> **Task directions**
Transcribe everything in the records, dropping and changing nothing.

=-=-=-=-=

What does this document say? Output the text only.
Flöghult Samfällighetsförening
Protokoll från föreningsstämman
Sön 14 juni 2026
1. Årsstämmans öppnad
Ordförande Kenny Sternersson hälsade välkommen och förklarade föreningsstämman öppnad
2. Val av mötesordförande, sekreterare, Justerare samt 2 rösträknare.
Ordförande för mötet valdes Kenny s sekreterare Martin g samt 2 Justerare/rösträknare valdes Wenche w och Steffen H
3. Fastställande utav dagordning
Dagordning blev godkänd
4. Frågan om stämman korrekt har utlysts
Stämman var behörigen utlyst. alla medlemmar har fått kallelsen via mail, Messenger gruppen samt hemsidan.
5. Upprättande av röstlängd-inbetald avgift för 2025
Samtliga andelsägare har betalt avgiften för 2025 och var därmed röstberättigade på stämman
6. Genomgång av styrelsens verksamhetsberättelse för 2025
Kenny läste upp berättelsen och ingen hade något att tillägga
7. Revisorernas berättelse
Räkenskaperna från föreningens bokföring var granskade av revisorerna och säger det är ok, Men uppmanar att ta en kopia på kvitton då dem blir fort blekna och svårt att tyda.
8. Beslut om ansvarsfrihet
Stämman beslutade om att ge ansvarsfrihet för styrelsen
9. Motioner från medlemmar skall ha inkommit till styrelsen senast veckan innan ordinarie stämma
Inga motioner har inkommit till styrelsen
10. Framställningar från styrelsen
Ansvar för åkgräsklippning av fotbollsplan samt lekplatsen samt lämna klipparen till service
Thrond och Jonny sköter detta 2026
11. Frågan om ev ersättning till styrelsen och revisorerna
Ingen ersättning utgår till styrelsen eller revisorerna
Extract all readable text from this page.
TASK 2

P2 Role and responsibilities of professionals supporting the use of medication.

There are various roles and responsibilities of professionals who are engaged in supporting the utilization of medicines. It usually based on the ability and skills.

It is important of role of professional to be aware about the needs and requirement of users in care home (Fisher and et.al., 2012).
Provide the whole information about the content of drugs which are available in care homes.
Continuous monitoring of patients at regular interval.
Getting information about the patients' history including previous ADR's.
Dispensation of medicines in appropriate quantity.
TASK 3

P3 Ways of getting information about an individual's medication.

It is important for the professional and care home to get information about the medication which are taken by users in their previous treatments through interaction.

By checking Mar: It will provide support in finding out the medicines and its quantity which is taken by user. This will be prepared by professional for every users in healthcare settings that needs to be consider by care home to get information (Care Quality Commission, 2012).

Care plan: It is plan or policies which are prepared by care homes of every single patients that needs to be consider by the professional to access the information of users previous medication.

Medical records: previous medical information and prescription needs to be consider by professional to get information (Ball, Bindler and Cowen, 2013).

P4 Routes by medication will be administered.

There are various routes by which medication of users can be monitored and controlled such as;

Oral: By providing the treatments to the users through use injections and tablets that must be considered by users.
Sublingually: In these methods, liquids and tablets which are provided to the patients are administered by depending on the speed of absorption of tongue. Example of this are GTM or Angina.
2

=-=-=-=-=

> **Response to this exercise**
What does this document say? Output the text only.
Flöghult Samfällighetsförening
Protokoll från föreningsstämman
Sön 14 juni 2026
1. Årsstämmans öppnad
Ordförande Kenny Sternersson hälsade välkommen och förklarade föreningsstämman öppnad
2. Val av mötesordförande, sekreterare, Justerare samt 2 rösträknare.
Ordförande för mötet valdes Kenny s sekreterare Martin g samt 2 Justerare/rösträknare valdes Wenche w och Steffen H
3. Fastställande utav dagordning
Dagordning blev godkänd
4. Frågan om stämman korrekt har utlysts
Stämman var behörigen utlyst. alla medlemmar har fått kallelsen via mail, Messenger gruppen samt hemsidan.
5. Upprättande av röstlängd-inbetald avgift för 2025
Samtliga andelsägare har betalt avgiften för 2025 och var därmed röstberättigade på stämman
6. Genomgång av styrelsens verksamhetsberättelse för 2025
Kenny läste upp berättelsen och ingen hade något att tillägga
7. Revisorernas berättelse
Räkenskaperna från föreningens bokföring var granskade av revisorerna och säger det är ok, Men uppmanar att ta en kopia på kvitton då dem blir fort blekna och svårt att tyda.
8. Beslut om ansvarsfrihet
Stämman beslutade om att ge ansvarsfrihet för styrelsen
9. Motioner från medlemmar skall ha inkommit till styrelsen senast veckan innan ordinarie stämma
Inga motioner har inkommit till styrelsen
10. Framställningar från styrelsen
Ansvar för åkgräsklippning av fotbollsplan samt lekplatsen samt lämna klipparen till service
Thrond och Jonny sköter detta 2026
11. Frågan om ev ersättning till styrelsen och revisorerna
Ingen ersättning utgår till styrelsen eller revisorerna
Extract all readable text from this page.
TASK 2

P2 Role and responsibilities of professionals supporting the use of medication.

There are various roles and responsibilities of professionals who are engaged in supporting the utilization of medicines. It usually based on the ability and skills.

It is important of role of professional to be aware about the needs and requirement of users in care home (Fisher and et.al., 2012).
Provide the whole information about the content of drugs which are available in care homes.
Continuous monitoring of patients at regular interval.
Getting information about the patients' history including previous ADR's.
Dispensation of medicines in appropriate quantity.
TASK 3

P3 Ways of getting information about an individual's medication.

It is important for the professional and care home to get information about the medication which are taken by users in their previous treatments through interaction.

By checking Mar: It will provide support in finding out the medicines and its quantity which is taken by user. This will be prepared by professional for every users in healthcare settings that needs to be consider by care home to get information (Care Quality Commission, 2012).

Care plan: It is plan or policies which are prepared by care homes of every single patients that needs to be consider by the professional to access the information of users previous medication.

Medical records: previous medical information and prescription needs to be consider by professional to get information (Ball, Bindler and Cowen, 2013).

P4 Routes by medication will be administered.

There are various routes by which medication of users can be monitored and controlled such as;

Oral: By providing the treatments to the users through use injections and tablets that must be considered by users.
Sublingually: In these methods, liquids and tablets which are provided to the patients are administered by depending on the speed of absorption of tongue. Example of this are GTM or Angina.
2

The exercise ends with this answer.